Find the lines with "uczty" in them and copy them out.

··· DATA FOR THIS TASK ···

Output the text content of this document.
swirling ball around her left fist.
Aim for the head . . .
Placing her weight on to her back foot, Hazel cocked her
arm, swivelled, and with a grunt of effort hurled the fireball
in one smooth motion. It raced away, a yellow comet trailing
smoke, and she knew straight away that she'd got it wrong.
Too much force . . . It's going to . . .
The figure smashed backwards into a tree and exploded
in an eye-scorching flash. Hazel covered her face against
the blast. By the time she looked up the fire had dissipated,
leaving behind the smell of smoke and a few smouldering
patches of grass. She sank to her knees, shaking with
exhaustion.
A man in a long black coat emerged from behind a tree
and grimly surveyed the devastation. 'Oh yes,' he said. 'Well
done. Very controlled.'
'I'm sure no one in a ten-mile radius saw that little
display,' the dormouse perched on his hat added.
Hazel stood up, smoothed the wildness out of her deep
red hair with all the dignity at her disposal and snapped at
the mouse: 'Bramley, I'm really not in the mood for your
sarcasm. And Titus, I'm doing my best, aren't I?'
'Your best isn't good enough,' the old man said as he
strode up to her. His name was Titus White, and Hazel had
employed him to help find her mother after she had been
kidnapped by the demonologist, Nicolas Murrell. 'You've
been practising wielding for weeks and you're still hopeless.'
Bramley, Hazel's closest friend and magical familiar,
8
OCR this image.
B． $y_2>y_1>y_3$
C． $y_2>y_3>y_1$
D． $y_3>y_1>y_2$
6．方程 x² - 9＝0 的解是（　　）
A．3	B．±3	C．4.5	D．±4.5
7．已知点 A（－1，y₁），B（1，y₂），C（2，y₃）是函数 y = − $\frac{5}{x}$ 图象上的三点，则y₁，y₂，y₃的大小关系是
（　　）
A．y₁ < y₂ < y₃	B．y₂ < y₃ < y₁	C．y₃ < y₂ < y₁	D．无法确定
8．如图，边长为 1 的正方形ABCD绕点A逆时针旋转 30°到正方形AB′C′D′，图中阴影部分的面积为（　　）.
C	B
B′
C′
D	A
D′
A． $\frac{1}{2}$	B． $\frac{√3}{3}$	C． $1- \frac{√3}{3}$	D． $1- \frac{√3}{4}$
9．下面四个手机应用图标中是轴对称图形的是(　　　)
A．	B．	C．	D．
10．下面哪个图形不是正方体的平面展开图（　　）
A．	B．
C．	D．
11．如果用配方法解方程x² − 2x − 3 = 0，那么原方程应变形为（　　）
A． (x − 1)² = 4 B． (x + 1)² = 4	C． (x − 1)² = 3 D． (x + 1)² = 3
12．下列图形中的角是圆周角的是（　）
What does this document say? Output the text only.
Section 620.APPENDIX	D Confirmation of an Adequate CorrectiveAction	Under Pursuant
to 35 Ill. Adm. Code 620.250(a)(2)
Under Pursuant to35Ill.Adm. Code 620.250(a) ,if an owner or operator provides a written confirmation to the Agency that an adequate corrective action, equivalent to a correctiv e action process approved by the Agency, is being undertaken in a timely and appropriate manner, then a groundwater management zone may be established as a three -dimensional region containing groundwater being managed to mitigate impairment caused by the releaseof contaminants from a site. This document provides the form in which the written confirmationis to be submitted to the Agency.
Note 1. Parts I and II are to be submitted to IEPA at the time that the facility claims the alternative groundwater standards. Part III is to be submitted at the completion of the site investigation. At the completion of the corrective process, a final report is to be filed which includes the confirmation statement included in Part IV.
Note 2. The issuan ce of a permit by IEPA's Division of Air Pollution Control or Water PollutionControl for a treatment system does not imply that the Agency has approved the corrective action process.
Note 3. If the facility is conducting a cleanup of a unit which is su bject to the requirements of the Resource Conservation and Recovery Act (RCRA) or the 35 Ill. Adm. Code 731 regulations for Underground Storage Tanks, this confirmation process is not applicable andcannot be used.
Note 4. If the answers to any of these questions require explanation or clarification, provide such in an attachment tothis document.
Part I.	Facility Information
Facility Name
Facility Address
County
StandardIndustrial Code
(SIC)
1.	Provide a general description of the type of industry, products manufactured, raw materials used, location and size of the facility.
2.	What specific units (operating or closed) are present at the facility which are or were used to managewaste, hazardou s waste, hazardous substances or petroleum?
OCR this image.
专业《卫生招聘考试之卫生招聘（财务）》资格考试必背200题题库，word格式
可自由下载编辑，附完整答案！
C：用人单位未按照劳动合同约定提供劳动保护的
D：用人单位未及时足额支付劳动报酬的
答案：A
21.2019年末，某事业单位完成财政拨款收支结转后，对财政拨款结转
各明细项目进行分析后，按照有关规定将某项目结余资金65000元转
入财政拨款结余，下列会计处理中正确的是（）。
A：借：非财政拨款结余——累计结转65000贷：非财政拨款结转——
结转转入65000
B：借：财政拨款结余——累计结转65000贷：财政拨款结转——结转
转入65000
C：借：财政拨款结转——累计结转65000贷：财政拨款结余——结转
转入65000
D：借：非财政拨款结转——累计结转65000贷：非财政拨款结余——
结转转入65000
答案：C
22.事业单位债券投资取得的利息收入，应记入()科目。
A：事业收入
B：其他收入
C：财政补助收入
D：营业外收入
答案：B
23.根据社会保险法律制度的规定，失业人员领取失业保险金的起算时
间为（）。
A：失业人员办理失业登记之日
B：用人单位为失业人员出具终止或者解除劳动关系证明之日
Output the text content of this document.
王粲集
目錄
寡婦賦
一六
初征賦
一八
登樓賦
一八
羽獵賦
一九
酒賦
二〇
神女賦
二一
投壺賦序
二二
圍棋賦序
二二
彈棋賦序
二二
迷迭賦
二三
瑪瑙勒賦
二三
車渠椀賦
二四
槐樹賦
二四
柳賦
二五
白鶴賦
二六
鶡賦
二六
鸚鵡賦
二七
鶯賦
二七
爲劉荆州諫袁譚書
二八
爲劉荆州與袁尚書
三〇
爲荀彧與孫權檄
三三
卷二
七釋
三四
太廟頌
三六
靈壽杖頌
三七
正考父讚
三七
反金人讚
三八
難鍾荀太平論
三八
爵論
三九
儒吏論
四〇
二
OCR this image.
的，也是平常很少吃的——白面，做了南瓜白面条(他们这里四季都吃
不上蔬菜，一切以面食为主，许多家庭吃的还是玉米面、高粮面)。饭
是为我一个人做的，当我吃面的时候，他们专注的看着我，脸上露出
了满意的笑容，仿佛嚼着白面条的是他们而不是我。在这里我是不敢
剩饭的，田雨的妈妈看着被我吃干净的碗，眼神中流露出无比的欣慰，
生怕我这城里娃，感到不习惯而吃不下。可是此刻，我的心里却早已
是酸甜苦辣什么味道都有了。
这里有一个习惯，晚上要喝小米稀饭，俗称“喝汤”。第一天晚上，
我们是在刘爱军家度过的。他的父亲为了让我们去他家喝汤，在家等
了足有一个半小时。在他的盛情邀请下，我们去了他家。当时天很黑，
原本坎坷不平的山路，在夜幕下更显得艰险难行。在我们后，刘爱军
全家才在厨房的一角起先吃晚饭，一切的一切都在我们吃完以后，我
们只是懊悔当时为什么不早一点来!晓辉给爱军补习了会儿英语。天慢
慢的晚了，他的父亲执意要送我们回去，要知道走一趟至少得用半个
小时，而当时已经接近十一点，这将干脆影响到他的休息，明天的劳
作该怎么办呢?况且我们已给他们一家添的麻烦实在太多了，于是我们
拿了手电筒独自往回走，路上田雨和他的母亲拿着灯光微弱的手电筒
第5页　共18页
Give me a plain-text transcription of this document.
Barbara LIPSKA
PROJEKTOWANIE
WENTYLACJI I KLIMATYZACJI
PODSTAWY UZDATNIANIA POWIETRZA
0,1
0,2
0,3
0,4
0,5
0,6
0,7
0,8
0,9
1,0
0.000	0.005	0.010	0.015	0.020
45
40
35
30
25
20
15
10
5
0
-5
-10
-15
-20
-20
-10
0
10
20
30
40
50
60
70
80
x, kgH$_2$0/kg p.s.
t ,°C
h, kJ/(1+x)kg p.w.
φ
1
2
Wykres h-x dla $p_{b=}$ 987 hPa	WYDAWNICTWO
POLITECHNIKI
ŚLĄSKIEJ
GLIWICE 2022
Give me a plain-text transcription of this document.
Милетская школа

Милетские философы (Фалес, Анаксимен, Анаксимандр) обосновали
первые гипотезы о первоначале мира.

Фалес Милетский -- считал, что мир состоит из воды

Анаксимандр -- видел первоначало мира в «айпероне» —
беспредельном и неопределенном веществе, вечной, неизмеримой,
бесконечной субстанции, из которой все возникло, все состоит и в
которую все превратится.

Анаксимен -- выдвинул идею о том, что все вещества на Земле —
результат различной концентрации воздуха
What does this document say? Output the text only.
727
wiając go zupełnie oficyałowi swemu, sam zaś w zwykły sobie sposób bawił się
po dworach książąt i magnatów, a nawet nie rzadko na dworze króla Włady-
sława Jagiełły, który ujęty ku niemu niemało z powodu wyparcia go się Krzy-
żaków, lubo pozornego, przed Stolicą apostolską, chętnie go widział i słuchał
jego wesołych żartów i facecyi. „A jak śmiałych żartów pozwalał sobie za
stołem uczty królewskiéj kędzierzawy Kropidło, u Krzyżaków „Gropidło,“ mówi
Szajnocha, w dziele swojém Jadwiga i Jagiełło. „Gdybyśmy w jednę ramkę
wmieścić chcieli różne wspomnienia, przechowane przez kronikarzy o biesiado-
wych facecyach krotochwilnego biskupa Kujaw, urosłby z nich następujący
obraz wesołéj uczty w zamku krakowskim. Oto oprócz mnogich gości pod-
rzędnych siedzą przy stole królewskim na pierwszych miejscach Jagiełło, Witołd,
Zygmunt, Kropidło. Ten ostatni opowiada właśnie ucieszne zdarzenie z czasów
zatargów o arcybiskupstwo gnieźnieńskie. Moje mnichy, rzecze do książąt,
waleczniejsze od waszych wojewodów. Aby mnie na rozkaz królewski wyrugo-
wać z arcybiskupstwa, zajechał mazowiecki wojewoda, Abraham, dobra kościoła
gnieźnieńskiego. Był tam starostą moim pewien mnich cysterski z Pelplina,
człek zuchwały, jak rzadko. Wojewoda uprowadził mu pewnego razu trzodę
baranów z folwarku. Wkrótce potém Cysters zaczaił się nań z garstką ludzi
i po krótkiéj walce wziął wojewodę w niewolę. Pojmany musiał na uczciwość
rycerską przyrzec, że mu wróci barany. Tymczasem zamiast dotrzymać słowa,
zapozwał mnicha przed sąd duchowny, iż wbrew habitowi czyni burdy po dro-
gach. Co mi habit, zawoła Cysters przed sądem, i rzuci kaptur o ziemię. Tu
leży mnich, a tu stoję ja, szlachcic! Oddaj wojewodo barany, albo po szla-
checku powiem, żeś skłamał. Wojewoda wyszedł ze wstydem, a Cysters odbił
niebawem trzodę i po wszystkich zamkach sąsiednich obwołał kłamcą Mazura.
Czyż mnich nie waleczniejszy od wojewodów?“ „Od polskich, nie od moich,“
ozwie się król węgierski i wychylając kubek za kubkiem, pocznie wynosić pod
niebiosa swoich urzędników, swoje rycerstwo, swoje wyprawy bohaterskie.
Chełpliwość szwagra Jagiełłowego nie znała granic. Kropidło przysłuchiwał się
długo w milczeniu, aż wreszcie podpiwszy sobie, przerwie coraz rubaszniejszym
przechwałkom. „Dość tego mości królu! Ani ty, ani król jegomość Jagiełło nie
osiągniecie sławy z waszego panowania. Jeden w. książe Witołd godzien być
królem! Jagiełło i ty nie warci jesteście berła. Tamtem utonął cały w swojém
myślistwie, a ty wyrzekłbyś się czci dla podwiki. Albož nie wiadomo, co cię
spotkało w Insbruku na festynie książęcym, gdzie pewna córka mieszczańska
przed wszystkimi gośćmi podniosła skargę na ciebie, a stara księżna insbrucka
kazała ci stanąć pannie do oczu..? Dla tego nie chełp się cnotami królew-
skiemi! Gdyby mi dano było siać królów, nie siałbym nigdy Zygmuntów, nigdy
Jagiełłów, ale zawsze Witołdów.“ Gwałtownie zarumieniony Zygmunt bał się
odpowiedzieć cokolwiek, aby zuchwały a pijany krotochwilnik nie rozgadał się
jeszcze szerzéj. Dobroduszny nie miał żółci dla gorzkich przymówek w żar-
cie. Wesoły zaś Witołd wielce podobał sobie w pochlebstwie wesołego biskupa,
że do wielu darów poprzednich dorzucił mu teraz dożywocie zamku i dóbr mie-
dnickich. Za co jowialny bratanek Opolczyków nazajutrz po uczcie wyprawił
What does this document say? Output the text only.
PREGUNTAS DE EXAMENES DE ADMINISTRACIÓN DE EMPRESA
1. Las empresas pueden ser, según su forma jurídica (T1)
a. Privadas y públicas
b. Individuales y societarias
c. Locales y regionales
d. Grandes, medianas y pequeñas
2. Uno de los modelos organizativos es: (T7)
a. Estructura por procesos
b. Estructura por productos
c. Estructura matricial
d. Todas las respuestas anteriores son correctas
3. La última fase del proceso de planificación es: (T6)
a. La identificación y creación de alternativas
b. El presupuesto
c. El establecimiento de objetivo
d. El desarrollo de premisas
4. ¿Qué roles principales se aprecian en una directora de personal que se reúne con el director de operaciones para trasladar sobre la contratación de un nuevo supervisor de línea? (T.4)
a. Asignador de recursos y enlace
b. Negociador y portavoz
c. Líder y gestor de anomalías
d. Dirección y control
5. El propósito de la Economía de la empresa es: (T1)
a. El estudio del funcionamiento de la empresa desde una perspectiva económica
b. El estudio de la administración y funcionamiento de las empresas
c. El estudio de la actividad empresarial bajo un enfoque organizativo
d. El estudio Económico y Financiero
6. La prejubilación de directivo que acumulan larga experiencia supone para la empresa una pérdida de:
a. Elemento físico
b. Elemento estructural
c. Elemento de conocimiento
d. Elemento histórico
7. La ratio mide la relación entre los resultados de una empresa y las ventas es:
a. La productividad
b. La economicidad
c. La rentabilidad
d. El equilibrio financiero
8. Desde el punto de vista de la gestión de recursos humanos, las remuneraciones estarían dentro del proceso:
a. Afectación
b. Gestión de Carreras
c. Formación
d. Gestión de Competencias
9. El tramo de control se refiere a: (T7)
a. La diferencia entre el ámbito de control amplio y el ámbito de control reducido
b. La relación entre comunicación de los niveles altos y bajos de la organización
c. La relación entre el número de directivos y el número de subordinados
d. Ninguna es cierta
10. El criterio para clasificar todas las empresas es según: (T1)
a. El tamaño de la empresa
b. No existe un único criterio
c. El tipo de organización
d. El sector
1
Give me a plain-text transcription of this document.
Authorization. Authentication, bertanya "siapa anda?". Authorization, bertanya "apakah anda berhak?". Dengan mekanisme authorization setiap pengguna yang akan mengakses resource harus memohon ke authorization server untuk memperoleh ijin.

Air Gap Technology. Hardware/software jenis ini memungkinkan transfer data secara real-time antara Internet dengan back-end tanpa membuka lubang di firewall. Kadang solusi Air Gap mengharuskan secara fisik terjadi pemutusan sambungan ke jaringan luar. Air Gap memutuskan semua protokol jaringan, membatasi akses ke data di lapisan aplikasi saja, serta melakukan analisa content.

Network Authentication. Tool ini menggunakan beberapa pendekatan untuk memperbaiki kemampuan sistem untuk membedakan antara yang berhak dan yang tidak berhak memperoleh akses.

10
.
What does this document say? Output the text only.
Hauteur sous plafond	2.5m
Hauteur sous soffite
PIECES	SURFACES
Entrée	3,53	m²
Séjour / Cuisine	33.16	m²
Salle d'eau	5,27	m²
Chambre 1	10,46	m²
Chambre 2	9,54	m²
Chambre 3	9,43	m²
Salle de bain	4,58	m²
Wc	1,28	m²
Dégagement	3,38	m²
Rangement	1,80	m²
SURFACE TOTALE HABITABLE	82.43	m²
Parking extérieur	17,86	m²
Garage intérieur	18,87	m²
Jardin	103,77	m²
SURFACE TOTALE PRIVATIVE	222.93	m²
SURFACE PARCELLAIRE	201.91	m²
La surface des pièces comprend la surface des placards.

···

RESPONSE TO THIS EXERCISE.
stołem uczty królewskiéj kędzierzawy Kropidło, u Krzyżaków „Gropidło,“ mówi
obraz wesołéj uczty w zamku krakowskim. Oto oprócz mnogich gości pod-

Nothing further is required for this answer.